Select, from the material below, each line with "Dipa" in it.

** START Material for the task **

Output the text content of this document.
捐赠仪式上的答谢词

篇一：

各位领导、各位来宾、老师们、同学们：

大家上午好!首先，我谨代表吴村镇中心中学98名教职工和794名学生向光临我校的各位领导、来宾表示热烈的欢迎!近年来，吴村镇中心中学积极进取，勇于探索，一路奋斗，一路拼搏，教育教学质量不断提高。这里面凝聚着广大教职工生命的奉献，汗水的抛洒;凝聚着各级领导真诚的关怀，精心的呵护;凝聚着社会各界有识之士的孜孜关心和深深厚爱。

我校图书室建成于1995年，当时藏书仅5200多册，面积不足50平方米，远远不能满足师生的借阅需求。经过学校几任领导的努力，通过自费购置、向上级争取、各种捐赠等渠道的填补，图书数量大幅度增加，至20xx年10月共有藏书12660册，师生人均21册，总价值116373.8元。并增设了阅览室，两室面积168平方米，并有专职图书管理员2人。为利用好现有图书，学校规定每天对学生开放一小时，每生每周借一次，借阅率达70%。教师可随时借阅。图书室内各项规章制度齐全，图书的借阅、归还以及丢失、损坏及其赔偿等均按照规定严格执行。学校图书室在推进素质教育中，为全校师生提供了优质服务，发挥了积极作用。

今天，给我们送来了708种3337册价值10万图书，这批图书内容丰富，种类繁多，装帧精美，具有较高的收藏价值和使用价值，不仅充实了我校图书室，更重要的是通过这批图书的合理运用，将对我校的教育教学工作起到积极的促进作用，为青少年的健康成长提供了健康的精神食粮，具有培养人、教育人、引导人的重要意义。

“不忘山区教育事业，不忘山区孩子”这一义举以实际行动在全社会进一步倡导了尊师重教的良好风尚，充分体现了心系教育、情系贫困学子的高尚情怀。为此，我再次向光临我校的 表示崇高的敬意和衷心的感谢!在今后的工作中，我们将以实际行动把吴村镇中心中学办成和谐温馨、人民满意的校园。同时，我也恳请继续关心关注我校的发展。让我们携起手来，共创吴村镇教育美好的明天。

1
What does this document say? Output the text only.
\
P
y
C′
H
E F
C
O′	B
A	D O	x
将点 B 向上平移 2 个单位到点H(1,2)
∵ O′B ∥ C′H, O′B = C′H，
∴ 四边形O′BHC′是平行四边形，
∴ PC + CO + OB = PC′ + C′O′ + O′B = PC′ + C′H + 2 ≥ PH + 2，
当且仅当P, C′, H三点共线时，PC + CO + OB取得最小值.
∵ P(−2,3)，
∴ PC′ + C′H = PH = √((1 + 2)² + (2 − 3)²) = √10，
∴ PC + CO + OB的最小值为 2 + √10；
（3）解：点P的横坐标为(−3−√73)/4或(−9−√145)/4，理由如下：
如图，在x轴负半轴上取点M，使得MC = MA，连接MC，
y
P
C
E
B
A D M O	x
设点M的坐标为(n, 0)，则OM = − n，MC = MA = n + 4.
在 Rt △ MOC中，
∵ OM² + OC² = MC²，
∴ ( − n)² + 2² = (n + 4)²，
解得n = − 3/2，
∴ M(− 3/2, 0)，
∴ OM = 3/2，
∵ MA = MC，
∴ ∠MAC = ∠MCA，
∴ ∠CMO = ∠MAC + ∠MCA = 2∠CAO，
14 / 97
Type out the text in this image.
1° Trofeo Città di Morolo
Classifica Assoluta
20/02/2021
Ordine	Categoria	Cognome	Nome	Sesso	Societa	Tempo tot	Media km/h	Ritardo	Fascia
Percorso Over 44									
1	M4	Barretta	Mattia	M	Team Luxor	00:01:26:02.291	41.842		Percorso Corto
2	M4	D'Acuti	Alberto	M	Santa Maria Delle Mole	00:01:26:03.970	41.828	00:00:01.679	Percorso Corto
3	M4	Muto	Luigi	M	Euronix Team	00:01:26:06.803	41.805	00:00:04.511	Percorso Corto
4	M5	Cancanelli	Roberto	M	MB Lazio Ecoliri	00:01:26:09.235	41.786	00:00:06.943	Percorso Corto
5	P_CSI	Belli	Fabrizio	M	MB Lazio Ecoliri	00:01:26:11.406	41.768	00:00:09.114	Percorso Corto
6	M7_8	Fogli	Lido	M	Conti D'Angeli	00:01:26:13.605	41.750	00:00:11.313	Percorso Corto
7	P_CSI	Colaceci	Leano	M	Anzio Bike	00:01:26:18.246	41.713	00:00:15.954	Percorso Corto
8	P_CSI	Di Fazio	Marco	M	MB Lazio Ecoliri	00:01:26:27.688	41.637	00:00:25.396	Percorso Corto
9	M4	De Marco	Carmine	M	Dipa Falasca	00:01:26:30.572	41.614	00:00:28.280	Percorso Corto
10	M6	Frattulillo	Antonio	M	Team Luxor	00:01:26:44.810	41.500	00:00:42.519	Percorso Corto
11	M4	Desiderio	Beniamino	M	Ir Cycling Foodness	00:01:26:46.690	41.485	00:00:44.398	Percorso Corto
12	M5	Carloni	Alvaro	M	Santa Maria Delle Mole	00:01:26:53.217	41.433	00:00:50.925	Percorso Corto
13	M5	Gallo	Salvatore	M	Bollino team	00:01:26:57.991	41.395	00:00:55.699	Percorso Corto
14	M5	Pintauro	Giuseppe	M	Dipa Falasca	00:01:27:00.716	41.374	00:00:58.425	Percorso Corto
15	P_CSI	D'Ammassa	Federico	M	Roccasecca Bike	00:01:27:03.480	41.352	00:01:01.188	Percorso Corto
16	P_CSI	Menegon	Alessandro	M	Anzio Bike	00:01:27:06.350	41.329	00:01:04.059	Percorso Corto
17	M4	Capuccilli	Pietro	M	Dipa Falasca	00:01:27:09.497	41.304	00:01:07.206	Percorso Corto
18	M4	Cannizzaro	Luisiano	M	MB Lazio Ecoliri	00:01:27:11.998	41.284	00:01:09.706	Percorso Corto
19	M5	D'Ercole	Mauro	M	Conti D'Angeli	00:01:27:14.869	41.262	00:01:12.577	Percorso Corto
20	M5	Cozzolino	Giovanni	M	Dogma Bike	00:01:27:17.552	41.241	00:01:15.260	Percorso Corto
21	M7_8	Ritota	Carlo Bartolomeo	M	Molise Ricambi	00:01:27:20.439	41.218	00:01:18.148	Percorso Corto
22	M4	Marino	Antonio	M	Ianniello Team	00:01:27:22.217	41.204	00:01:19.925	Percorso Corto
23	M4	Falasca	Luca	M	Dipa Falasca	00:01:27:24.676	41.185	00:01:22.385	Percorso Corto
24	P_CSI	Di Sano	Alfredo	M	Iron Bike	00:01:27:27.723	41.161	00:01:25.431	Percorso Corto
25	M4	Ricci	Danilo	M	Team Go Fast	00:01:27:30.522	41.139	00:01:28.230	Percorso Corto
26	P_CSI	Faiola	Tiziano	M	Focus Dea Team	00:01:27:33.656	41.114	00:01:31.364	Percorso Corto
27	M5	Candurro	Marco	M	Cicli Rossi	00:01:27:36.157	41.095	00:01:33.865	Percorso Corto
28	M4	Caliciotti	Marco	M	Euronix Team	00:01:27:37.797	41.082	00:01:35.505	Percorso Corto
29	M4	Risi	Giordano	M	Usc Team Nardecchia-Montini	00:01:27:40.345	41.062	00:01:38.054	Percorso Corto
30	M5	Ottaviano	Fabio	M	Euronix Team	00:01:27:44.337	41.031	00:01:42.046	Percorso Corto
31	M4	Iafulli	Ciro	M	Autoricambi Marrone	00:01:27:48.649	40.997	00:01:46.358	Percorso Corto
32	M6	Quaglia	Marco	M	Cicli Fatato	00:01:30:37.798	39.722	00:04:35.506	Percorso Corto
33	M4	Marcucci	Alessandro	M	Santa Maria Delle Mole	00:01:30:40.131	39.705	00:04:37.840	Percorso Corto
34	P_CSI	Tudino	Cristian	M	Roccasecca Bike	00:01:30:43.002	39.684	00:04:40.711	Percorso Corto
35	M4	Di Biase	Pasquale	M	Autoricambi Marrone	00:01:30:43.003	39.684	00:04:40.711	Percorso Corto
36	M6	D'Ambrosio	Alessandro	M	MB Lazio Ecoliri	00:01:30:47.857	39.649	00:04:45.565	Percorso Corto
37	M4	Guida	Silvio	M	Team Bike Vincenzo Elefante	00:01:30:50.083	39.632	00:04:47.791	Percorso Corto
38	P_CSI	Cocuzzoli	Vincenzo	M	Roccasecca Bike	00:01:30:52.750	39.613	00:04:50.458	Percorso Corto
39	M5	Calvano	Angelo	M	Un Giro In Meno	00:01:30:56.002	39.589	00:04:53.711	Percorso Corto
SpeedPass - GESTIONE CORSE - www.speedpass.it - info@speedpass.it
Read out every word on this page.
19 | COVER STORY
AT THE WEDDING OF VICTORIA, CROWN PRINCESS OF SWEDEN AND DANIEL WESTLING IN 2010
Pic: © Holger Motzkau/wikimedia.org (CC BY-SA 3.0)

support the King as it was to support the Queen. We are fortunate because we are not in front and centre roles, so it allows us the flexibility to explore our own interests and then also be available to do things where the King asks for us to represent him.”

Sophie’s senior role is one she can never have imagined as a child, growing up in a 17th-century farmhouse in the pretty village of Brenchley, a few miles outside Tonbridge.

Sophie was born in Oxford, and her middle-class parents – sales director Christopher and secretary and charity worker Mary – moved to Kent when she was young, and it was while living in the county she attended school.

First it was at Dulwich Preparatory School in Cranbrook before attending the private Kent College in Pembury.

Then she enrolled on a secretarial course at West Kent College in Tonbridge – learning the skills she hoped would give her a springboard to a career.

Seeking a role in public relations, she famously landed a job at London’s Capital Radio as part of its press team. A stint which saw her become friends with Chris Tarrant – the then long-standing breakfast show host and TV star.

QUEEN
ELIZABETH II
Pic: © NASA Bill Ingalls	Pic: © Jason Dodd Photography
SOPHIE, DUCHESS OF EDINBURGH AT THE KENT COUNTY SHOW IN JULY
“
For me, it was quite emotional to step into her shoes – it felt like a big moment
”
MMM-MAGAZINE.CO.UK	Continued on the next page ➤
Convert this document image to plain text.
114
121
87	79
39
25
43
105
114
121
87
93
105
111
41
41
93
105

** END Material for the task **

▸ Exercise result:
9	M4	De Marco	Carmine	M	Dipa Falasca	00:01:26:30.572	41.614	00:00:28.280	Percorso Corto
14	M5	Pintauro	Giuseppe	M	Dipa Falasca	00:01:27:00.716	41.374	00:00:58.425	Percorso Corto
17	M4	Capuccilli	Pietro	M	Dipa Falasca	00:01:27:09.497	41.304	00:01:07.206	Percorso Corto
23	M4	Falasca	Luca	M	Dipa Falasca	00:01:27:24.676	41.185	00:01:22.385	Percorso Corto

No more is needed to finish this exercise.